• [TASK REQUIREMENTS] Reproduce the records word for word, beginning with their first line and ending with the line that contains "- data-point: [140, 157, 150, 167]", including that line.

• [DATASET EXCERPTS]
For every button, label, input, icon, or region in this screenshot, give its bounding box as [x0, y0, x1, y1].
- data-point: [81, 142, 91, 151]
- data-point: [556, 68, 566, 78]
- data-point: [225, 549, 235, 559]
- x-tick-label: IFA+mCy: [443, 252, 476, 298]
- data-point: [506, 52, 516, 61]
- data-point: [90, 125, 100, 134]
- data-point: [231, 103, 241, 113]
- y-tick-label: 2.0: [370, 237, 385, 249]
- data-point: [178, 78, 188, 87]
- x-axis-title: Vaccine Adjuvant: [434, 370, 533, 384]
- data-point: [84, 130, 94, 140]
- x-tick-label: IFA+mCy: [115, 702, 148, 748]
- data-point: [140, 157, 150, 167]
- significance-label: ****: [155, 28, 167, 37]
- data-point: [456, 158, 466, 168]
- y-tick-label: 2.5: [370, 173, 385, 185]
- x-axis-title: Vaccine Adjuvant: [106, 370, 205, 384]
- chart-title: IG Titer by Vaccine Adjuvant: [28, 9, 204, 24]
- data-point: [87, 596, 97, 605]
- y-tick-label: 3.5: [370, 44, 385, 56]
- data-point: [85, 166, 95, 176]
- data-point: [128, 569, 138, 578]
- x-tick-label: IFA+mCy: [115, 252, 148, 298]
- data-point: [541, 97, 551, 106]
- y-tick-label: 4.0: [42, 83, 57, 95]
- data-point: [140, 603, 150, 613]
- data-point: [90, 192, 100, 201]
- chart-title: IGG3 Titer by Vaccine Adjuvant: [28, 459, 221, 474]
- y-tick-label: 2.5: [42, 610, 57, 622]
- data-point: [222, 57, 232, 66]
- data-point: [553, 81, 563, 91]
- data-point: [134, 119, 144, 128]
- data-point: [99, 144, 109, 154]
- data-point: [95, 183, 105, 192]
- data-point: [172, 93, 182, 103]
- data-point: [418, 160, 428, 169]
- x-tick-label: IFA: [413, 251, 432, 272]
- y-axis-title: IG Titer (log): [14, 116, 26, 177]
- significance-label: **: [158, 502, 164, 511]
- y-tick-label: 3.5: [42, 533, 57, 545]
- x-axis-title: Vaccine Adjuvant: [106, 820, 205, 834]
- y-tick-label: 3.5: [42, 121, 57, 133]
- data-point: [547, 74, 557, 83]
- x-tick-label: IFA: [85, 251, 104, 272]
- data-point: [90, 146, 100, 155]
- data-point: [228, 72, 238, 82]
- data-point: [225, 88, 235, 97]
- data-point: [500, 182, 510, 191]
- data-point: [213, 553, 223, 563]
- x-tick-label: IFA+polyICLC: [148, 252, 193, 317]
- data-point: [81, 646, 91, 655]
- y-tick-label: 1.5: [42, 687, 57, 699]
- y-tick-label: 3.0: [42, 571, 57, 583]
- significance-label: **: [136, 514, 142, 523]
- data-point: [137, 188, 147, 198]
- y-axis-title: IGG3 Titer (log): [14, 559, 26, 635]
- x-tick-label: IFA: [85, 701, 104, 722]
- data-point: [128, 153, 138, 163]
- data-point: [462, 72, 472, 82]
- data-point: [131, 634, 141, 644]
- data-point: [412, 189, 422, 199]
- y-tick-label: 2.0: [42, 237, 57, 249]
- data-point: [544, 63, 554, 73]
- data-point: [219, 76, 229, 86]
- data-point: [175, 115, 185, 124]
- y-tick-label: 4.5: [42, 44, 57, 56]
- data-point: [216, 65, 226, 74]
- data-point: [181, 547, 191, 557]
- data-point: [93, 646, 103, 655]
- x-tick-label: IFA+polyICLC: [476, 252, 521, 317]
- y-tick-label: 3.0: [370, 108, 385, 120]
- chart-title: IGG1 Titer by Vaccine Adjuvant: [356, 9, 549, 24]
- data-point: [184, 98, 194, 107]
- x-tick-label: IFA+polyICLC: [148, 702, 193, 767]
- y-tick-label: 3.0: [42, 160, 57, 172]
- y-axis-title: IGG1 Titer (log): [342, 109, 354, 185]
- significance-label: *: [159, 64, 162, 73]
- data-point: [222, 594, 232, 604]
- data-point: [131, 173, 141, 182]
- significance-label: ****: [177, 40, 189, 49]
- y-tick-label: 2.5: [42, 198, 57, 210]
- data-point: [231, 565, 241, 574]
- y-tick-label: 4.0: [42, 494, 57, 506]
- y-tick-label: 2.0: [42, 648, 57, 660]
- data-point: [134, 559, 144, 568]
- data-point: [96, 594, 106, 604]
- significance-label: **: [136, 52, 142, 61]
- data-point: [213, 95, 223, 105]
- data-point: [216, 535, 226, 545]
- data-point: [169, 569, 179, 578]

• [SOLUTION TO THIS TASK]
For every button, label, input, icon, or region in this screenshot, give its bounding box as [x0, y0, x1, y1].
- data-point: [81, 142, 91, 151]
- data-point: [556, 68, 566, 78]
- data-point: [225, 549, 235, 559]
- x-tick-label: IFA+mCy: [443, 252, 476, 298]
- data-point: [506, 52, 516, 61]
- data-point: [90, 125, 100, 134]
- data-point: [231, 103, 241, 113]
- y-tick-label: 2.0: [370, 237, 385, 249]
- data-point: [178, 78, 188, 87]
- x-axis-title: Vaccine Adjuvant: [434, 370, 533, 384]
- data-point: [84, 130, 94, 140]
- x-tick-label: IFA+mCy: [115, 702, 148, 748]
- data-point: [140, 157, 150, 167]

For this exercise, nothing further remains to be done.